DATASET EXTRACT —
━━━━━━━━━━━━━━━━━━━━━━━━━━━━━━

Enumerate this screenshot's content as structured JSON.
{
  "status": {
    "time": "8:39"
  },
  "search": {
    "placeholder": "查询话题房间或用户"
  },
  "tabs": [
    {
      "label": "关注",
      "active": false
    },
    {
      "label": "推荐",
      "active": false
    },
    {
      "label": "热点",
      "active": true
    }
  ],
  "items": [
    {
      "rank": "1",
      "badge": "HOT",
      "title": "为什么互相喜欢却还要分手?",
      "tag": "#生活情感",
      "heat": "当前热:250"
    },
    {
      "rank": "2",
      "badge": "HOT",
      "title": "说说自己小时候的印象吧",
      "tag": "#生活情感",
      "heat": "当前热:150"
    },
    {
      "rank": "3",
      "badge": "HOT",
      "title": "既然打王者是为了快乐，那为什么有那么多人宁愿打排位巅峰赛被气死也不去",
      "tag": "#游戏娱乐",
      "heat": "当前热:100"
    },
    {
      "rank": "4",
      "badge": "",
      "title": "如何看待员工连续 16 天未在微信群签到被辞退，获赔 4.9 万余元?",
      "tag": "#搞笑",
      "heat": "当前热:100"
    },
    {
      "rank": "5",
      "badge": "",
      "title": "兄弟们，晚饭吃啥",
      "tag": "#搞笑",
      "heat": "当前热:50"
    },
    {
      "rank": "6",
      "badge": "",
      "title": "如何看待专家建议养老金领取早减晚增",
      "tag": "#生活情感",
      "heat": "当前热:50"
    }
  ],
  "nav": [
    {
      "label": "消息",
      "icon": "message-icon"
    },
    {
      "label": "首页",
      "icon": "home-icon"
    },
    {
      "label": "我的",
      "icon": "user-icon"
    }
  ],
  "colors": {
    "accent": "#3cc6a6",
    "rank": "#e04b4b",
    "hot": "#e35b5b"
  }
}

━━━━━━━━━━━━━━━━━━━━━━━━━━━━━━

PROBLEM TO SOLVE — Transcribe every entry word for word.

ANSWER TO THE PROBLEM —
Enumerate this screenshot's content as structured JSON.
{
  "status": {
    "time": "8:39"
  },
  "search": {
    "placeholder": "查询话题房间或用户"
  },
  "tabs": [
    {
      "label": "关注",
      "active": false
    },
    {
      "label": "推荐",
      "active": false
    },
    {
      "label": "热点",
      "active": true
    }
  ],
  "items": [
    {
      "rank": "1",
      "badge": "HOT",
      "title": "为什么互相喜欢却还要分手?",
      "tag": "#生活情感",
      "heat": "当前热:250"
    },
    {
      "rank": "2",
      "badge": "HOT",
      "title": "说说自己小时候的印象吧",
      "tag": "#生活情感",
      "heat": "当前热:150"
    },
    {
      "rank": "3",
      "badge": "HOT",
      "title": "既然打王者是为了快乐，那为什么有那么多人宁愿打排位巅峰赛被气死也不去",
      "tag": "#游戏娱乐",
      "heat": "当前热:100"
    },
    {
      "rank": "4",
      "badge": "",
      "title": "如何看待员工连续 16 天未在微信群签到被辞退，获赔 4.9 万余元?",
      "tag": "#搞笑",
      "heat": "当前热:100"
    },
    {
      "rank": "5",
      "badge": "",
      "title": "兄弟们，晚饭吃啥",
      "tag": "#搞笑",
      "heat": "当前热:50"
    },
    {
      "rank": "6",
      "badge": "",
      "title": "如何看待专家建议养老金领取早减晚增",
      "tag": "#生活情感",
      "heat": "当前热:50"
    }
  ],
  "nav": [
    {
      "label": "消息",
      "icon": "message-icon"
    },
    {
      "label": "首页",
      "icon": "home-icon"
    },
    {
      "label": "我的",
      "icon": "user-icon"
    }
  ],
  "colors": {
    "accent": "#3cc6a6",
    "rank": "#e04b4b",
    "hot": "#e35b5b"
  }
}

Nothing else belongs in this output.